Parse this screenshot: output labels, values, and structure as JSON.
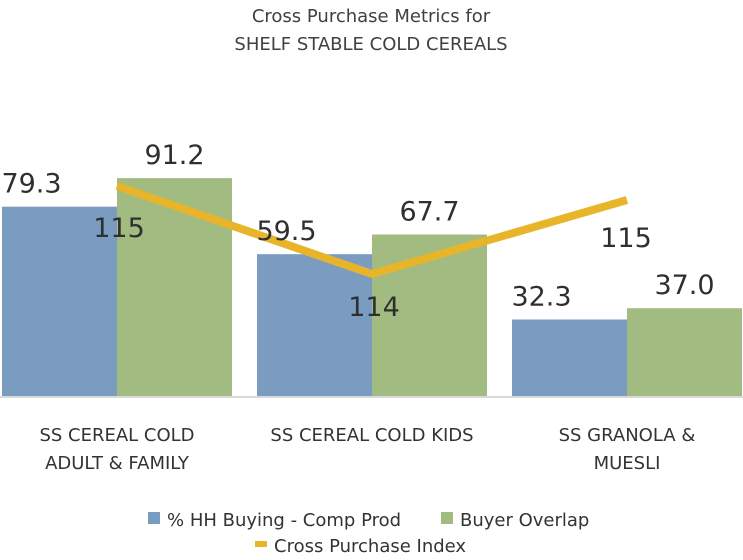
{
  "chart_data": {
    "type": "bar",
    "title": [
      "Cross Purchase Metrics for",
      "SHELF STABLE COLD CEREALS"
    ],
    "categories": [
      [
        "SS CEREAL COLD",
        "ADULT & FAMILY"
      ],
      [
        "SS CEREAL COLD KIDS"
      ],
      [
        "SS GRANOLA &",
        "MUESLI"
      ]
    ],
    "series": [
      {
        "name": "% HH Buying - Comp Prod",
        "type": "bar",
        "color": "#7a9cc0",
        "values": [
          79.3,
          59.5,
          32.3
        ],
        "labels": [
          "79.3",
          "59.5",
          "32.3"
        ]
      },
      {
        "name": "Buyer Overlap",
        "type": "bar",
        "color": "#a2bb80",
        "values": [
          91.2,
          67.7,
          37.0
        ],
        "labels": [
          "91.2",
          "67.7",
          "37.0"
        ]
      },
      {
        "name": "Cross Purchase Index",
        "type": "line",
        "color": "#e8b52a",
        "values": [
          115,
          114,
          115
        ],
        "labels": [
          "115",
          "114",
          "115"
        ]
      }
    ],
    "ylim": [
      0,
      100
    ],
    "grid": false,
    "legend_position": "bottom"
  }
}
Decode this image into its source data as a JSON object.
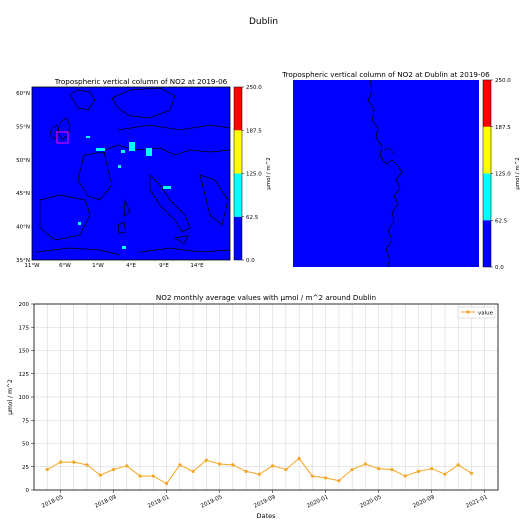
{
  "page": {
    "title": "Dublin"
  },
  "colorbar": {
    "colors": [
      "#0000ff",
      "#00ffff",
      "#ffff00",
      "#ff0000"
    ],
    "ticks": [
      "0.0",
      "62.5",
      "125.0",
      "187.5",
      "250.0"
    ],
    "label": "µmol / m^2"
  },
  "map_left": {
    "title": "Tropospheric vertical column of NO2 at 2019-06",
    "lat_ticks": [
      "60°N",
      "55°N",
      "50°N",
      "45°N",
      "40°N",
      "35°N"
    ],
    "lon_ticks": [
      "11°W",
      "6°W",
      "1°W",
      "4°E",
      "9°E",
      "14°E"
    ],
    "land_color": "#0000ff",
    "hotspot_color": "#00ffff",
    "highlight_color": "#ff00ff"
  },
  "map_right": {
    "title": "Tropospheric vertical column of NO2 at Dublin at 2019-06",
    "background_color": "#0000ff"
  },
  "chart_data": {
    "type": "line",
    "title": "NO2 monthly average values with µmol / m^2 around Dublin",
    "xlabel": "Dates",
    "ylabel": "µmol / m^2",
    "ylim": [
      0,
      200
    ],
    "yticks": [
      "0",
      "25",
      "50",
      "75",
      "100",
      "125",
      "150",
      "175",
      "200"
    ],
    "xticks": [
      "2018-05",
      "2018-09",
      "2019-01",
      "2019-05",
      "2019-09",
      "2020-01",
      "2020-05",
      "2020-09",
      "2021-01"
    ],
    "legend": "top-right",
    "grid": true,
    "series": [
      {
        "name": "value",
        "color": "#f5a623",
        "x": [
          "2018-04",
          "2018-05",
          "2018-06",
          "2018-07",
          "2018-08",
          "2018-09",
          "2018-10",
          "2018-11",
          "2018-12",
          "2019-01",
          "2019-02",
          "2019-03",
          "2019-04",
          "2019-05",
          "2019-06",
          "2019-07",
          "2019-08",
          "2019-09",
          "2019-10",
          "2019-11",
          "2019-12",
          "2020-01",
          "2020-02",
          "2020-03",
          "2020-04",
          "2020-05",
          "2020-06",
          "2020-07",
          "2020-08",
          "2020-09",
          "2020-10",
          "2020-11",
          "2020-12"
        ],
        "values": [
          22,
          30,
          30,
          27,
          16,
          22,
          26,
          15,
          15,
          7,
          27,
          20,
          32,
          28,
          27,
          20,
          17,
          26,
          22,
          34,
          15,
          13,
          10,
          22,
          28,
          23,
          22,
          15,
          20,
          23,
          17,
          27,
          18
        ]
      }
    ]
  }
}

++++++

_Given task_
Except for the pictures, give all the material above again verbatim.

_Completed exercise_
Parse this screenshot: output labels, values, and structure as JSON.
{
  "chart_data": {
    "type": "bar",
    "title": [
      "Cross Purchase Metrics for",
      "SHELF STABLE COLD CEREALS"
    ],
    "categories": [
      [
        "SS CEREAL COLD",
        "ADULT & FAMILY"
      ],
      [
        "SS CEREAL COLD KIDS"
      ],
      [
        "SS GRANOLA &",
        "MUESLI"
      ]
    ],
    "series": [
      {
        "name": "% HH Buying - Comp Prod",
        "type": "bar",
        "color": "#7a9cc0",
        "values": [
          79.3,
          59.5,
          32.3
        ],
        "labels": [
          "79.3",
          "59.5",
          "32.3"
        ]
      },
      {
        "name": "Buyer Overlap",
        "type": "bar",
        "color": "#a2bb80",
        "values": [
          91.2,
          67.7,
          37.0
        ],
        "labels": [
          "91.2",
          "67.7",
          "37.0"
        ]
      },
      {
        "name": "Cross Purchase Index",
        "type": "line",
        "color": "#e8b52a",
        "values": [
          115,
          114,
          115
        ],
        "labels": [
          "115",
          "114",
          "115"
        ]
      }
    ],
    "ylim": [
      0,
      100
    ],
    "grid": false,
    "legend_position": "bottom"
  }
}
Decode this image into its source data as a JSON object.
{
  "page": {
    "title": "Dublin"
  },
  "colorbar": {
    "colors": [
      "#0000ff",
      "#00ffff",
      "#ffff00",
      "#ff0000"
    ],
    "ticks": [
      "0.0",
      "62.5",
      "125.0",
      "187.5",
      "250.0"
    ],
    "label": "µmol / m^2"
  },
  "map_left": {
    "title": "Tropospheric vertical column of NO2 at 2019-06",
    "lat_ticks": [
      "60°N",
      "55°N",
      "50°N",
      "45°N",
      "40°N",
      "35°N"
    ],
    "lon_ticks": [
      "11°W",
      "6°W",
      "1°W",
      "4°E",
      "9°E",
      "14°E"
    ],
    "land_color": "#0000ff",
    "hotspot_color": "#00ffff",
    "highlight_color": "#ff00ff"
  },
  "map_right": {
    "title": "Tropospheric vertical column of NO2 at Dublin at 2019-06",
    "background_color": "#0000ff"
  },
  "chart_data": {
    "type": "line",
    "title": "NO2 monthly average values with µmol / m^2 around Dublin",
    "xlabel": "Dates",
    "ylabel": "µmol / m^2",
    "ylim": [
      0,
      200
    ],
    "yticks": [
      "0",
      "25",
      "50",
      "75",
      "100",
      "125",
      "150",
      "175",
      "200"
    ],
    "xticks": [
      "2018-05",
      "2018-09",
      "2019-01",
      "2019-05",
      "2019-09",
      "2020-01",
      "2020-05",
      "2020-09",
      "2021-01"
    ],
    "legend": "top-right",
    "grid": true,
    "series": [
      {
        "name": "value",
        "color": "#f5a623",
        "x": [
          "2018-04",
          "2018-05",
          "2018-06",
          "2018-07",
          "2018-08",
          "2018-09",
          "2018-10",
          "2018-11",
          "2018-12",
          "2019-01",
          "2019-02",
          "2019-03",
          "2019-04",
          "2019-05",
          "2019-06",
          "2019-07",
          "2019-08",
          "2019-09",
          "2019-10",
          "2019-11",
          "2019-12",
          "2020-01",
          "2020-02",
          "2020-03",
          "2020-04",
          "2020-05",
          "2020-06",
          "2020-07",
          "2020-08",
          "2020-09",
          "2020-10",
          "2020-11",
          "2020-12"
        ],
        "values": [
          22,
          30,
          30,
          27,
          16,
          22,
          26,
          15,
          15,
          7,
          27,
          20,
          32,
          28,
          27,
          20,
          17,
          26,
          22,
          34,
          15,
          13,
          10,
          22,
          28,
          23,
          22,
          15,
          20,
          23,
          17,
          27,
          18
        ]
      }
    ]
  }
}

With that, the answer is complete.